If you remember, the Raptors had a putrid 101.7 offensive rating, despite reaching the conference finals and eventually losing to Lebron. They took ~75% more mid-range attempts than the average team in this data set did, and way less above the break threes. Since this strategy was unsuccessful, our optimal percentages will move in the opposite direction. The optimal midrange percentage will decrease significantly, and optimal above the break 3 percentage will increase significantly. The other 3 zones are pretty close to the averages, so those won't change too much.

Now, how do we practically write an algorithm to update our values this way? It's not too complicated. Let's assume that midrange_avg is our initial midrange percentage, and example_midrange is the percentage for the specific team we're optimizing for (i.e. 27.8% for the 2016 Raptors)

If StretchedOffRtg >= 1.0, midrange_avg = midrange_avg + (team average - midrange_avg) * (StretchedOffRtg - weight)
If StretchedOffRtg < 1.0, midrange_avg = midrange_avg - (team average - midrange_avg) * (StretchedOffRtg - weight)

What we're doing here is updating our midrange average by the difference between a specific team's midrange average and the initial average. Then we multiply by the scaled offensive rating, so that teams with offensive ratings further from the mean have a bigger impact on our results. A specific weight is subtracted so that our final percentages aren't unnoticeabely different from the initial averages, but also don't change too drastically.

REQUESTS:
[1] According to the passage on optimizing NBA shot percentages, how much more often than the average team did the Raptors attempt mid-range shots?
[2] Extend the passage on optimizing NBA shot percentages, starting right after its final sentence.

DATA EXCERPTS:
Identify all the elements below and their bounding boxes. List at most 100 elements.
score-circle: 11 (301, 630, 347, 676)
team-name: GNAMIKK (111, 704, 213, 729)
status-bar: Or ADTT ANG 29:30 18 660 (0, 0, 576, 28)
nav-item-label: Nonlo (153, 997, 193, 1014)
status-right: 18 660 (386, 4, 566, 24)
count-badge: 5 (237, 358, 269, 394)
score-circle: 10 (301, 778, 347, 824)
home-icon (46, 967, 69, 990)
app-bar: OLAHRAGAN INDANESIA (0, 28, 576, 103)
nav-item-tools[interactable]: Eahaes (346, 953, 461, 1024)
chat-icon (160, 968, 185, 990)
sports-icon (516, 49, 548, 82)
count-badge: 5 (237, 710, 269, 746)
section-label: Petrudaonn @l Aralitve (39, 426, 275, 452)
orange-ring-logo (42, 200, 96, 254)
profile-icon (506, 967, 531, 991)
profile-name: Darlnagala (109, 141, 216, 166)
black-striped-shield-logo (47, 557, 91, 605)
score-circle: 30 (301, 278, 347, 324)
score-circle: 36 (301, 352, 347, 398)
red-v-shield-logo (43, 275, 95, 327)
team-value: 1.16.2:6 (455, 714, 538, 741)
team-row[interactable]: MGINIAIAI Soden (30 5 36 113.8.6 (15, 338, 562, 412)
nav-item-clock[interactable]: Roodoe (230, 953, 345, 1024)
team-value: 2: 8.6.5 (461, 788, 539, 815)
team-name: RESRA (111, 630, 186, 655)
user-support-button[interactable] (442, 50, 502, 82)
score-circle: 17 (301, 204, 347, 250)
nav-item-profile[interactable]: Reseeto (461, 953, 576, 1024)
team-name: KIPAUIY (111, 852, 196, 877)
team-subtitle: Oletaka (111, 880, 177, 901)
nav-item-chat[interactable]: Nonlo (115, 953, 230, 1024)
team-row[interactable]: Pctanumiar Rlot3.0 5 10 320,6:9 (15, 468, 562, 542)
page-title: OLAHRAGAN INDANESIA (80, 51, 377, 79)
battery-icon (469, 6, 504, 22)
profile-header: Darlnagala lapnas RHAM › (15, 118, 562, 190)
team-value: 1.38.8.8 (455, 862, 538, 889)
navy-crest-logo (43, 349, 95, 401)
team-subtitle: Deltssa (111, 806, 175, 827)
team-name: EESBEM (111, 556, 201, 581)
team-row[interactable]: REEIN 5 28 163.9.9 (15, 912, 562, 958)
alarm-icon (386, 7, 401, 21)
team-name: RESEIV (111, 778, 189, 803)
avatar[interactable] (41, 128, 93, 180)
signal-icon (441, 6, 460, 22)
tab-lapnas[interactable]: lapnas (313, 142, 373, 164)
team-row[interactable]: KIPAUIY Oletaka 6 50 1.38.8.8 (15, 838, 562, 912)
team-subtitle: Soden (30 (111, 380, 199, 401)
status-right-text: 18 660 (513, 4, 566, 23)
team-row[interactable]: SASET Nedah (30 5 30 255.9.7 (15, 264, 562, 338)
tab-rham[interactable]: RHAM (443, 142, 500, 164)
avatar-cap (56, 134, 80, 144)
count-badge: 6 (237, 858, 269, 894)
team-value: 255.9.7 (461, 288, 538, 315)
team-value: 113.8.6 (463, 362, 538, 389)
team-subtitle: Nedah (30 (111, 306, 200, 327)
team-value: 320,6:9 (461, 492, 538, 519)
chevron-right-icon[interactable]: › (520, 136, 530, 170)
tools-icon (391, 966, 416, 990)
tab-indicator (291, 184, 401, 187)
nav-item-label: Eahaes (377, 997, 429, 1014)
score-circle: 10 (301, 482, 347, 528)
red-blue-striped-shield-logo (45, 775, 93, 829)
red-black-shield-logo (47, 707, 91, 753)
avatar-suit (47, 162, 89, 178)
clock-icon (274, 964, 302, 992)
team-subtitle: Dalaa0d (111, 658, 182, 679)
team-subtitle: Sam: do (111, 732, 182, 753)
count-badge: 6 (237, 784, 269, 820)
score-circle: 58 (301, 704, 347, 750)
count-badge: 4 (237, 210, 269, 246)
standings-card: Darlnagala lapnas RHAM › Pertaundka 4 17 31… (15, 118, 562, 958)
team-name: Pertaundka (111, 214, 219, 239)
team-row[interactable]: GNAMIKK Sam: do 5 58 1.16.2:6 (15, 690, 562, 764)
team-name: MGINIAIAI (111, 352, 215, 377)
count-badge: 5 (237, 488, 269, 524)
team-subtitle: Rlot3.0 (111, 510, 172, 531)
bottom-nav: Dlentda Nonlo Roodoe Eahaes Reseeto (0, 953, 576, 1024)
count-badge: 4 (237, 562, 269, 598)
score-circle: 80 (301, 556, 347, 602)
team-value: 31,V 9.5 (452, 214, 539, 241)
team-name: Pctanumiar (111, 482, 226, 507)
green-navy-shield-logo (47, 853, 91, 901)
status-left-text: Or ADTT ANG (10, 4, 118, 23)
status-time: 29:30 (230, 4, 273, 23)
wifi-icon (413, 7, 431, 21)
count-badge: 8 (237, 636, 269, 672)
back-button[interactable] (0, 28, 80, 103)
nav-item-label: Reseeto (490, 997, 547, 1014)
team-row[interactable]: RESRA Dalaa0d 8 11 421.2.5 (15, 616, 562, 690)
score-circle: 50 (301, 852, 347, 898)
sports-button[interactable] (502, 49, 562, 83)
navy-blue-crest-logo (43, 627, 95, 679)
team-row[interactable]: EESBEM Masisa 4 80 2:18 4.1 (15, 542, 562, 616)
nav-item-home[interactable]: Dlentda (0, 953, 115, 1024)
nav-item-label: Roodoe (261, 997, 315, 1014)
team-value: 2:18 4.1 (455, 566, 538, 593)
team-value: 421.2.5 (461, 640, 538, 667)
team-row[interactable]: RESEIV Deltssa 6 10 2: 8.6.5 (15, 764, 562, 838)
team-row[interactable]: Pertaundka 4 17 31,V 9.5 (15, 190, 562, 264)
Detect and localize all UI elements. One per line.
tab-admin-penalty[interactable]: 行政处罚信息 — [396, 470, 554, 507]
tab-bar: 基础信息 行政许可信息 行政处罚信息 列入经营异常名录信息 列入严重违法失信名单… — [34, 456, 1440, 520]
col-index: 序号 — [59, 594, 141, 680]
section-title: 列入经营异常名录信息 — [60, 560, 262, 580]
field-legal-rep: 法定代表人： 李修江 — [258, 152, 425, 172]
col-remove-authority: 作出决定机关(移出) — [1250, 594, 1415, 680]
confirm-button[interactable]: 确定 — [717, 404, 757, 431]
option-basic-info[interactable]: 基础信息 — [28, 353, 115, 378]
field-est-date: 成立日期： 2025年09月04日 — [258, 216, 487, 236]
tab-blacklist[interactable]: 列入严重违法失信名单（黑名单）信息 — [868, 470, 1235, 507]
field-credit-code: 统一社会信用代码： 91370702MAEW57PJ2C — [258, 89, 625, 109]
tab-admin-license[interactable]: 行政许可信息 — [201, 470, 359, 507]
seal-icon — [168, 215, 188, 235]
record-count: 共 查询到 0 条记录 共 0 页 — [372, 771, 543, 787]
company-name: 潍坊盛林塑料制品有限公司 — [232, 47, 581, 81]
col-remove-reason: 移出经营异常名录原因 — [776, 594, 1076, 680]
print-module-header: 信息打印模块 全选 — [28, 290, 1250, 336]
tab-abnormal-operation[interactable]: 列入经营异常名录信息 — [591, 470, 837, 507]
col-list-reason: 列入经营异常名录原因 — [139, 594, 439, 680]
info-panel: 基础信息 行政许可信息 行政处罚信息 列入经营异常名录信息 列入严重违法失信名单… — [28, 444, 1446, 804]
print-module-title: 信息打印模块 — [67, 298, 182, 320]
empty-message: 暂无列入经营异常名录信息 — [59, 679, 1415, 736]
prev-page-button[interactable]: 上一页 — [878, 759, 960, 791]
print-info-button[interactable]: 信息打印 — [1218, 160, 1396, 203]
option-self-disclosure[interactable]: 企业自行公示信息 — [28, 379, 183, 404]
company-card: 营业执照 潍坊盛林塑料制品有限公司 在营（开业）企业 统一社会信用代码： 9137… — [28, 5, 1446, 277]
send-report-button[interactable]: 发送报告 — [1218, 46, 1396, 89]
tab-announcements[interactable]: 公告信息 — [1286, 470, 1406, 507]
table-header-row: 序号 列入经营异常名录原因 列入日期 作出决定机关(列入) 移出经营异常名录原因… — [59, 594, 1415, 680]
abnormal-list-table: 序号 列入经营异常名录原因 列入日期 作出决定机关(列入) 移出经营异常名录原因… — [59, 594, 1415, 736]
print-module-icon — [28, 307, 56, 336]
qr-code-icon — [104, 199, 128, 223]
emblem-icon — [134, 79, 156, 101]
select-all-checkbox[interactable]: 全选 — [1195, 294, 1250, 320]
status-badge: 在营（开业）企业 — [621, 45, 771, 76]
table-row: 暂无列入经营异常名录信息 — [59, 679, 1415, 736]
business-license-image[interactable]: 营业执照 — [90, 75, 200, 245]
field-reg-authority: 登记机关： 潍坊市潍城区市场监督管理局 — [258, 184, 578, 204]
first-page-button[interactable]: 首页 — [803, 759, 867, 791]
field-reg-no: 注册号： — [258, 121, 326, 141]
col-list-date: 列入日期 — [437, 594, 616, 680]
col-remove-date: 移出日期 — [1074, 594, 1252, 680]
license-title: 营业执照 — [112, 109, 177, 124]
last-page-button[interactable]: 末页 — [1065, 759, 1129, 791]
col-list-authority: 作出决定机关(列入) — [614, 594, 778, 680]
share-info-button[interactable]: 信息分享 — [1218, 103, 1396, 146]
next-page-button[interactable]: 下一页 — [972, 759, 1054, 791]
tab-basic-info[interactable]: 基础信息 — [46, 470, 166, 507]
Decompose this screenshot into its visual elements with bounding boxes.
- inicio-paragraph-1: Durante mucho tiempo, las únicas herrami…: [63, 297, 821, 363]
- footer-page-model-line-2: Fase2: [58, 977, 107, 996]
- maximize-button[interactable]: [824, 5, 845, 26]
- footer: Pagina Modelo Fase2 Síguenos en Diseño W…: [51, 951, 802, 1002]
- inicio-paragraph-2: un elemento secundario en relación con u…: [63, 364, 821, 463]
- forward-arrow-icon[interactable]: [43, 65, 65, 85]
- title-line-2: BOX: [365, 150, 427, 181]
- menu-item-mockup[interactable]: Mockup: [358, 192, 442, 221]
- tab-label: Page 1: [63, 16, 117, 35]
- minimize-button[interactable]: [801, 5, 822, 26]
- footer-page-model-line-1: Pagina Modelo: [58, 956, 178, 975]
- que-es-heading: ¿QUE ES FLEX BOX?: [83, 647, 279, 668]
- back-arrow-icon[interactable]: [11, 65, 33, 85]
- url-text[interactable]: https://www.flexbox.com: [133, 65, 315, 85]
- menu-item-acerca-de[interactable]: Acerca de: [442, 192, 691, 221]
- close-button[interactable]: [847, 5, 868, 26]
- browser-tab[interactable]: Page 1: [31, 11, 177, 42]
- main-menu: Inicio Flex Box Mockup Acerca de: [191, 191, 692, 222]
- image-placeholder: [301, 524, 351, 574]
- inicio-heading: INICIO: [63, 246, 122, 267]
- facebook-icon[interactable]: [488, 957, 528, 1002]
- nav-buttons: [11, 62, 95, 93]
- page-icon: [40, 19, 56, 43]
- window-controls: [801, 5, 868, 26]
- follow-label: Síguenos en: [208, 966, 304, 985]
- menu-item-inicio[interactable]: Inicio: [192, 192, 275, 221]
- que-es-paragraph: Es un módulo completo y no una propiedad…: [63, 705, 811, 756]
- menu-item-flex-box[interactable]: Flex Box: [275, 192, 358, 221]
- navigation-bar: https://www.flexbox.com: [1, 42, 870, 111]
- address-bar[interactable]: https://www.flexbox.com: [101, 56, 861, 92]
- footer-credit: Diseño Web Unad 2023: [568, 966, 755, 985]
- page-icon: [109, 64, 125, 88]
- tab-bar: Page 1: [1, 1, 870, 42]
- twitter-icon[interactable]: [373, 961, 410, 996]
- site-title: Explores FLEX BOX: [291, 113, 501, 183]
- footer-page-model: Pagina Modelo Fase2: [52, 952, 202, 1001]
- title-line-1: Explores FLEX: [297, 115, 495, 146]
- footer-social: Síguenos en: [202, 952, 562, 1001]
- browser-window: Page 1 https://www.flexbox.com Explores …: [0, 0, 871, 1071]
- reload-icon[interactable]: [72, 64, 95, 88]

EXPECTED RESULTS:
[1] About 75% more often.

[2]
Obviously, this is just for the midrange. We need to repeat this process for the other four zones as well, and then do THAT for all 32 teams. However, this is the core of each operation in this algorithm. It's codified below:

In [16]:
#CHECK INSIDE INDIVIDUAL TEAM CODE BLOCK
#list with initial means
initial_percentages = [mr_avg, c3_avg, ab3_avg, ra_avg, paint_avg]
final_mr = 0
final_c3 = 0
final_ab3 = 0
final_ra = 0
final_paint = 0
#list with final optimal percentages, so initial ones don't get overwritten
final_percentages = [final_mr, final_c3, final_ab3, final_ra, final_paint]

# Simulate a specific team_name for demonstration purposes
specific_team_name = "*2023 Denver Nuggets"	  # Replace this with the actual team_name you're interested in

# Loop through each team in the DataFrame
for index, row in filtered_df2.iterrows():
    team_name = row["Team_name"]
    stretched_offrtg = row["StretchedOffRtg"]

    if team_name == specific_team_name:
        print(f"Processing team: {team_name}, StretchedOffRtg: {stretched_offrtg}")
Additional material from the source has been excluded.